▶ [Exercise goal]:
Exact reproduction is required for all entries.

Stored records:
= = = = =

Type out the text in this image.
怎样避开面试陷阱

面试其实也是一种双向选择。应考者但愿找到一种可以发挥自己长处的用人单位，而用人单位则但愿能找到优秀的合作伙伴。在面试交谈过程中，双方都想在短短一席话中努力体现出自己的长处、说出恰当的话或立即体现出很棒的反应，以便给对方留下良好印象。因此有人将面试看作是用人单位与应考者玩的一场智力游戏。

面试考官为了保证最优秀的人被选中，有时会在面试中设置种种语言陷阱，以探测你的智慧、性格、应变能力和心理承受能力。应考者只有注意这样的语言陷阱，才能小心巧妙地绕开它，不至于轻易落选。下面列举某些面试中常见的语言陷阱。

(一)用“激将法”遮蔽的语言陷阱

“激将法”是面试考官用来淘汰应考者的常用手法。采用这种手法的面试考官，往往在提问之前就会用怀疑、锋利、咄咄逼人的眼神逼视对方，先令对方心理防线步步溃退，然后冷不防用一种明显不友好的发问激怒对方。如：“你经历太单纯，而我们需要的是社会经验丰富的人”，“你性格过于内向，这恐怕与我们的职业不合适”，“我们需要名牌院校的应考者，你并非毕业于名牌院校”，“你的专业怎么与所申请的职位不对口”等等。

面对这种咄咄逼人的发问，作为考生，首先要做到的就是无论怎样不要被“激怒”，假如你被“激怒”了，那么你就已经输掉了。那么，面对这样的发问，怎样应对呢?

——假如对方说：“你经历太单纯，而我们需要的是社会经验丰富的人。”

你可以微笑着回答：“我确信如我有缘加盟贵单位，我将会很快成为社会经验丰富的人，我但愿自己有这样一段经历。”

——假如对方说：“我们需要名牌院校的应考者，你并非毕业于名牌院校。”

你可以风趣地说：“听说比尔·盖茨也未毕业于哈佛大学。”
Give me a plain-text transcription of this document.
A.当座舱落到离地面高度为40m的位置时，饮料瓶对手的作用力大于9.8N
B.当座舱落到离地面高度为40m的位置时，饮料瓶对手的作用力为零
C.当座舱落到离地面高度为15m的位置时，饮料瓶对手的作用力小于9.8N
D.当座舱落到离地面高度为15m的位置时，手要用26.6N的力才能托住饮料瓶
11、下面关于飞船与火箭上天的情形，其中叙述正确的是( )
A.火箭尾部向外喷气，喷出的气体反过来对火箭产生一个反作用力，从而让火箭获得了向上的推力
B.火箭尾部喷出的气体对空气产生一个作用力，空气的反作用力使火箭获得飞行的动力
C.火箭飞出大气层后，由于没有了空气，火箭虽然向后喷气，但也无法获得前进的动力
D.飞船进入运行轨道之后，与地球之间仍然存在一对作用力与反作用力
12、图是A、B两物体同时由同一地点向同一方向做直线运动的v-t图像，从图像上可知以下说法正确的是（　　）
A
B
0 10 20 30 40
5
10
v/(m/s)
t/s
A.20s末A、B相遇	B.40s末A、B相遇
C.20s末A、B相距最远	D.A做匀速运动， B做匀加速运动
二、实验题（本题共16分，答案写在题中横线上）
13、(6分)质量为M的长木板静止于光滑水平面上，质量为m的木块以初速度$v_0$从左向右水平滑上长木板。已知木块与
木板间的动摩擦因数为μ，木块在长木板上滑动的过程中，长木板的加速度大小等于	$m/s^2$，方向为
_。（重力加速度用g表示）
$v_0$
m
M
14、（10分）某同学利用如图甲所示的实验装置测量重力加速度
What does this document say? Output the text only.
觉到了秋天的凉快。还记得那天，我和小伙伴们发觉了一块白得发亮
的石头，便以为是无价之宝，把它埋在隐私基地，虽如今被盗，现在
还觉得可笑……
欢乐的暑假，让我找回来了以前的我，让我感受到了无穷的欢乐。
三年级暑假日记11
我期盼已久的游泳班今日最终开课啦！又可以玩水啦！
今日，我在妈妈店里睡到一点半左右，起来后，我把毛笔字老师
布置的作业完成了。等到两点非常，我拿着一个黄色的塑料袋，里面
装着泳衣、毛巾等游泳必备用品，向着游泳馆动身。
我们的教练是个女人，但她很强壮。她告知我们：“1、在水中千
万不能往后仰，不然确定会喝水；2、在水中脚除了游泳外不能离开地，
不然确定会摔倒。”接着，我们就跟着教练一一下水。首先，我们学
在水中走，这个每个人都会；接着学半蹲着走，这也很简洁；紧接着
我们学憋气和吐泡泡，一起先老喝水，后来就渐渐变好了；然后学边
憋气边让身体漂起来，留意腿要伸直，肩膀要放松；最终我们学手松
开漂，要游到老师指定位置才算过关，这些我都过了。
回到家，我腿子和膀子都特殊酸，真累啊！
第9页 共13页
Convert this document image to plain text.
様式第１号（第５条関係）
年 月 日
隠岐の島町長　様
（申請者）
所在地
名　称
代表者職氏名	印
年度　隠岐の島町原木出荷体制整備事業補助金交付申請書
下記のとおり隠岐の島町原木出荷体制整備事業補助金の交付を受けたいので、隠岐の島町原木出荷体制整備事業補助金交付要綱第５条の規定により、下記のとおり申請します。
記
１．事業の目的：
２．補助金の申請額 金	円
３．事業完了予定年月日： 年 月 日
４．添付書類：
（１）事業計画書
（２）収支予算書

= = = = =

▶ [Response to the exercise]:
Type out the text in this image.
怎样避开面试陷阱

面试其实也是一种双向选择。应考者但愿找到一种可以发挥自己长处的用人单位，而用人单位则但愿能找到优秀的合作伙伴。在面试交谈过程中，双方都想在短短一席话中努力体现出自己的长处、说出恰当的话或立即体现出很棒的反应，以便给对方留下良好印象。因此有人将面试看作是用人单位与应考者玩的一场智力游戏。

面试考官为了保证最优秀的人被选中，有时会在面试中设置种种语言陷阱，以探测你的智慧、性格、应变能力和心理承受能力。应考者只有注意这样的语言陷阱，才能小心巧妙地绕开它，不至于轻易落选。下面列举某些面试中常见的语言陷阱。

(一)用“激将法”遮蔽的语言陷阱

“激将法”是面试考官用来淘汰应考者的常用手法。采用这种手法的面试考官，往往在提问之前就会用怀疑、锋利、咄咄逼人的眼神逼视对方，先令对方心理防线步步溃退，然后冷不防用一种明显不友好的发问激怒对方。如：“你经历太单纯，而我们需要的是社会经验丰富的人”，“你性格过于内向，这恐怕与我们的职业不合适”，“我们需要名牌院校的应考者，你并非毕业于名牌院校”，“你的专业怎么与所申请的职位不对口”等等。

面对这种咄咄逼人的发问，作为考生，首先要做到的就是无论怎样不要被“激怒”，假如你被“激怒”了，那么你就已经输掉了。那么，面对这样的发问，怎样应对呢?

——假如对方说：“你经历太单纯，而我们需要的是社会经验丰富的人。”

你可以微笑着回答：“我确信如我有缘加盟贵单位，我将会很快成为社会经验丰富的人，我但愿自己有这样一段经历。”

——假如对方说：“我们需要名牌院校的应考者，你并非毕业于名牌院校。”

你可以风趣地说：“听说比尔·盖茨也未毕业于哈佛大学。”
Give me a plain-text transcription of this document.
A.当座舱落到离地面高度为40m的位置时，饮料瓶对手的作用力大于9.8N
B.当座舱落到离地面高度为40m的位置时，饮料瓶对手的作用力为零
C.当座舱落到离地面高度为15m的位置时，饮料瓶对手的作用力小于9.8N
D.当座舱落到离地面高度为15m的位置时，手要用26.6N的力才能托住饮料瓶
11、下面关于飞船与火箭上天的情形，其中叙述正确的是( )
A.火箭尾部向外喷气，喷出的气体反过来对火箭产生一个反作用力，从而让火箭获得了向上的推力
B.火箭尾部喷出的气体对空气产生一个作用力，空气的反作用力使火箭获得飞行的动力
C.火箭飞出大气层后，由于没有了空气，火箭虽然向后喷气，但也无法获得前进的动力
D.飞船进入运行轨道之后，与地球之间仍然存在一对作用力与反作用力
12、图是A、B两物体同时由同一地点向同一方向做直线运动的v-t图像，从图像上可知以下说法正确的是（　　）
A
B
0 10 20 30 40
5
10
v/(m/s)
t/s
A.20s末A、B相遇	B.40s末A、B相遇
C.20s末A、B相距最远	D.A做匀速运动， B做匀加速运动
二、实验题（本题共16分，答案写在题中横线上）
13、(6分)质量为M的长木板静止于光滑水平面上，质量为m的木块以初速度$v_0$从左向右水平滑上长木板。已知木块与
木板间的动摩擦因数为μ，木块在长木板上滑动的过程中，长木板的加速度大小等于	$m/s^2$，方向为
_。（重力加速度用g表示）
$v_0$
m
M
14、（10分）某同学利用如图甲所示的实验装置测量重力加速度
What does this document say? Output the text only.
觉到了秋天的凉快。还记得那天，我和小伙伴们发觉了一块白得发亮
的石头，便以为是无价之宝，把它埋在隐私基地，虽如今被盗，现在
还觉得可笑……
欢乐的暑假，让我找回来了以前的我，让我感受到了无穷的欢乐。
三年级暑假日记11
我期盼已久的游泳班今日最终开课啦！又可以玩水啦！
今日，我在妈妈店里睡到一点半左右，起来后，我把毛笔字老师
布置的作业完成了。等到两点非常，我拿着一个黄色的塑料袋，里面
装着泳衣、毛巾等游泳必备用品，向着游泳馆动身。
我们的教练是个女人，但她很强壮。她告知我们：“1、在水中千
万不能往后仰，不然确定会喝水；2、在水中脚除了游泳外不能离开地，
不然确定会摔倒。”接着，我们就跟着教练一一下水。首先，我们学
在水中走，这个每个人都会；接着学半蹲着走，这也很简洁；紧接着
我们学憋气和吐泡泡，一起先老喝水，后来就渐渐变好了；然后学边
憋气边让身体漂起来，留意腿要伸直，肩膀要放松；最终我们学手松
开漂，要游到老师指定位置才算过关，这些我都过了。
回到家，我腿子和膀子都特殊酸，真累啊！
第9页 共13页
Convert this document image to plain text.
様式第１号（第５条関係）
年 月 日
隠岐の島町長　様
（申請者）
所在地
名　称
代表者職氏名	印
年度　隠岐の島町原木出荷体制整備事業補助金交付申請書
下記のとおり隠岐の島町原木出荷体制整備事業補助金の交付を受けたいので、隠岐の島町原木出荷体制整備事業補助金交付要綱第５条の規定により、下記のとおり申請します。
記
１．事業の目的：
２．補助金の申請額 金	円
３．事業完了予定年月日： 年 月 日
４．添付書類：
（１）事業計画書
（２）収支予算書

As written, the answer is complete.